**WORK TO BE COMPLETED:** Gather up every line from the entries below that uses the word "Vase".

+++++

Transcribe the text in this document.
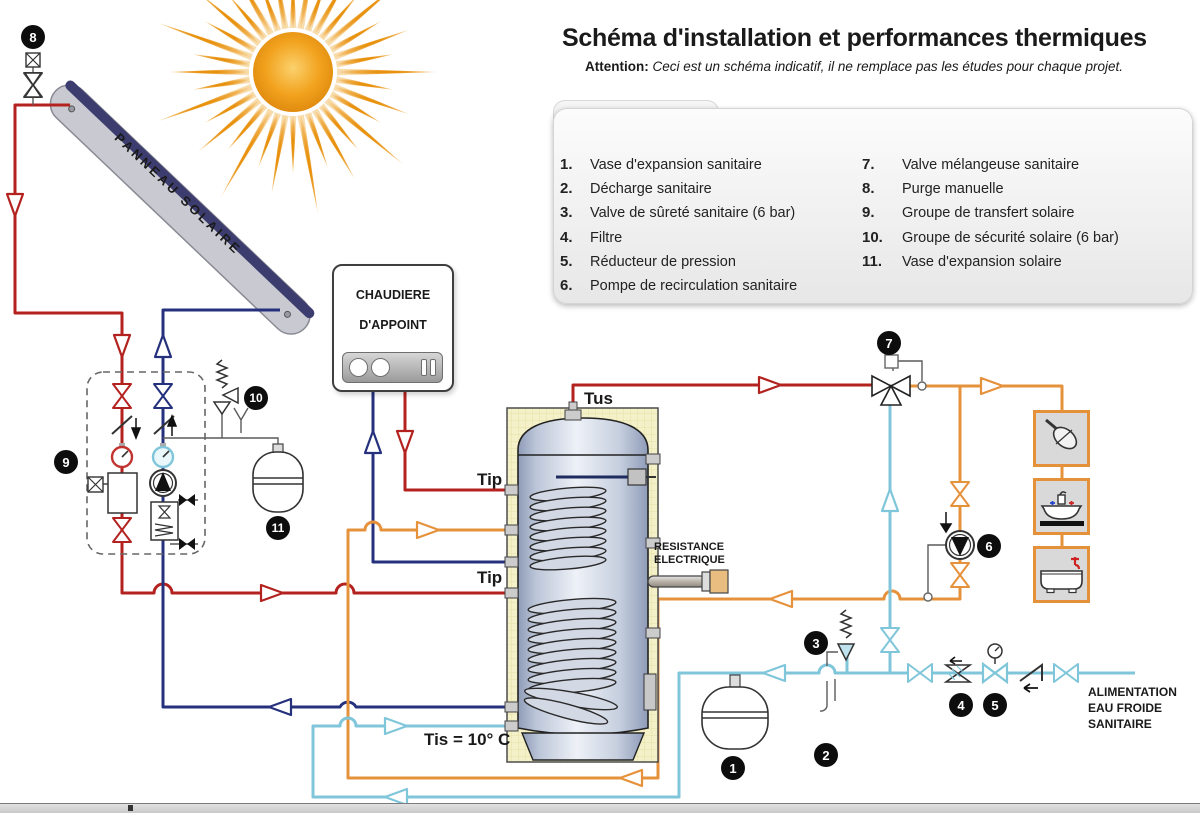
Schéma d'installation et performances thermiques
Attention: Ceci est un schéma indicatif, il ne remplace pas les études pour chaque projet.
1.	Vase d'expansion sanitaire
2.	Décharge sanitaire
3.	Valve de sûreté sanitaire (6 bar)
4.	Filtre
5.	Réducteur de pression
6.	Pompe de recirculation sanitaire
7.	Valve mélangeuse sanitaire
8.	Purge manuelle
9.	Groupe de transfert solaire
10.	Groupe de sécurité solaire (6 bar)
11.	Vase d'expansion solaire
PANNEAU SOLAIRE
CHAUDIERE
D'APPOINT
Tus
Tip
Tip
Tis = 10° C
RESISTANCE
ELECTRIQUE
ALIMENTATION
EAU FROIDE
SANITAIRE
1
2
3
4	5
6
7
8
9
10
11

+++++

**EXERCISE OUTPUT:**
1.	Vase d'expansion sanitaire
11.	Vase d'expansion solaire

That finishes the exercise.